## WHAT IS BEING ASKED
Transcribe the lines below verbatim, skipping the images.

## Figure contents as structured data
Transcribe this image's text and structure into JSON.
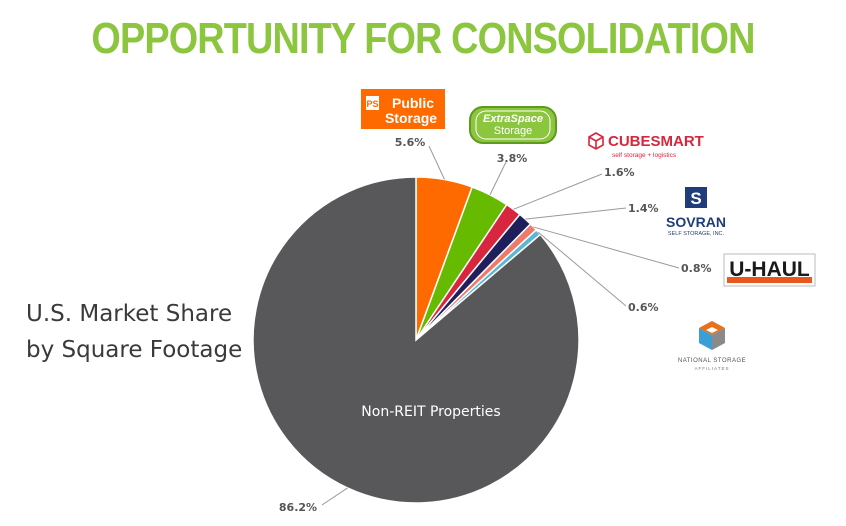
{
  "page": {
    "title": "OPPORTUNITY FOR CONSOLIDATION",
    "subtitle_lines": [
      "U.S. Market Share",
      "by Square Footage"
    ]
  },
  "brands": {
    "public_storage": {
      "badge": "PS",
      "line1": "Public",
      "line2": "Storage"
    },
    "extra_space": {
      "line1": "ExtraSpace",
      "line2": "Storage"
    },
    "cubesmart": {
      "name": "CUBESMART",
      "tagline": "self storage + logistics"
    },
    "sovran": {
      "name": "SOVRAN",
      "tagline": "SELF STORAGE, INC."
    },
    "uhaul": {
      "name": "U-HAUL"
    },
    "nsa": {
      "line1": "NATIONAL STORAGE",
      "line2": "AFFILIATES"
    }
  },
  "chart_data": {
    "type": "pie",
    "title": "",
    "slices": [
      {
        "key": "public_storage",
        "value": 5.6,
        "label": "5.6%",
        "color": "#ff6a00"
      },
      {
        "key": "extra_space",
        "value": 3.8,
        "label": "3.8%",
        "color": "#66bb00"
      },
      {
        "key": "cubesmart",
        "value": 1.6,
        "label": "1.6%",
        "color": "#d7263d"
      },
      {
        "key": "sovran",
        "value": 1.4,
        "label": "1.4%",
        "color": "#1f1f5c"
      },
      {
        "key": "uhaul",
        "value": 0.8,
        "label": "0.8%",
        "color": "#f07a6a"
      },
      {
        "key": "nsa",
        "value": 0.6,
        "label": "0.6%",
        "color": "#5bb8d4"
      },
      {
        "key": "non_reit",
        "value": 86.2,
        "label": "86.2%",
        "color": "#58585a",
        "inner_label": "Non-REIT Properties"
      }
    ],
    "start_angle": "12 o'clock",
    "direction": "clockwise"
  },
  "colors": {
    "title": "#8cc63f",
    "public_storage": "#ff6a00",
    "extra_space": "#8cc63f",
    "cubesmart": "#d7263d",
    "sovran": "#1f3d7a",
    "uhaul": "#e8571d",
    "nsa": "#6a6a6a"
  }
}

## WRITTEN REPLY
Transcribe this image's text and structure into JSON.
{
  "page": {
    "title": "OPPORTUNITY FOR CONSOLIDATION",
    "subtitle_lines": [
      "U.S. Market Share",
      "by Square Footage"
    ]
  },
  "brands": {
    "public_storage": {
      "badge": "PS",
      "line1": "Public",
      "line2": "Storage"
    },
    "extra_space": {
      "line1": "ExtraSpace",
      "line2": "Storage"
    },
    "cubesmart": {
      "name": "CUBESMART",
      "tagline": "self storage + logistics"
    },
    "sovran": {
      "name": "SOVRAN",
      "tagline": "SELF STORAGE, INC."
    },
    "uhaul": {
      "name": "U-HAUL"
    },
    "nsa": {
      "line1": "NATIONAL STORAGE",
      "line2": "AFFILIATES"
    }
  },
  "chart_data": {
    "type": "pie",
    "title": "",
    "slices": [
      {
        "key": "public_storage",
        "value": 5.6,
        "label": "5.6%",
        "color": "#ff6a00"
      },
      {
        "key": "extra_space",
        "value": 3.8,
        "label": "3.8%",
        "color": "#66bb00"
      },
      {
        "key": "cubesmart",
        "value": 1.6,
        "label": "1.6%",
        "color": "#d7263d"
      },
      {
        "key": "sovran",
        "value": 1.4,
        "label": "1.4%",
        "color": "#1f1f5c"
      },
      {
        "key": "uhaul",
        "value": 0.8,
        "label": "0.8%",
        "color": "#f07a6a"
      },
      {
        "key": "nsa",
        "value": 0.6,
        "label": "0.6%",
        "color": "#5bb8d4"
      },
      {
        "key": "non_reit",
        "value": 86.2,
        "label": "86.2%",
        "color": "#58585a",
        "inner_label": "Non-REIT Properties"
      }
    ],
    "start_angle": "12 o'clock",
    "direction": "clockwise"
  },
  "colors": {
    "title": "#8cc63f",
    "public_storage": "#ff6a00",
    "extra_space": "#8cc63f",
    "cubesmart": "#d7263d",
    "sovran": "#1f3d7a",
    "uhaul": "#e8571d",
    "nsa": "#6a6a6a"
  }
}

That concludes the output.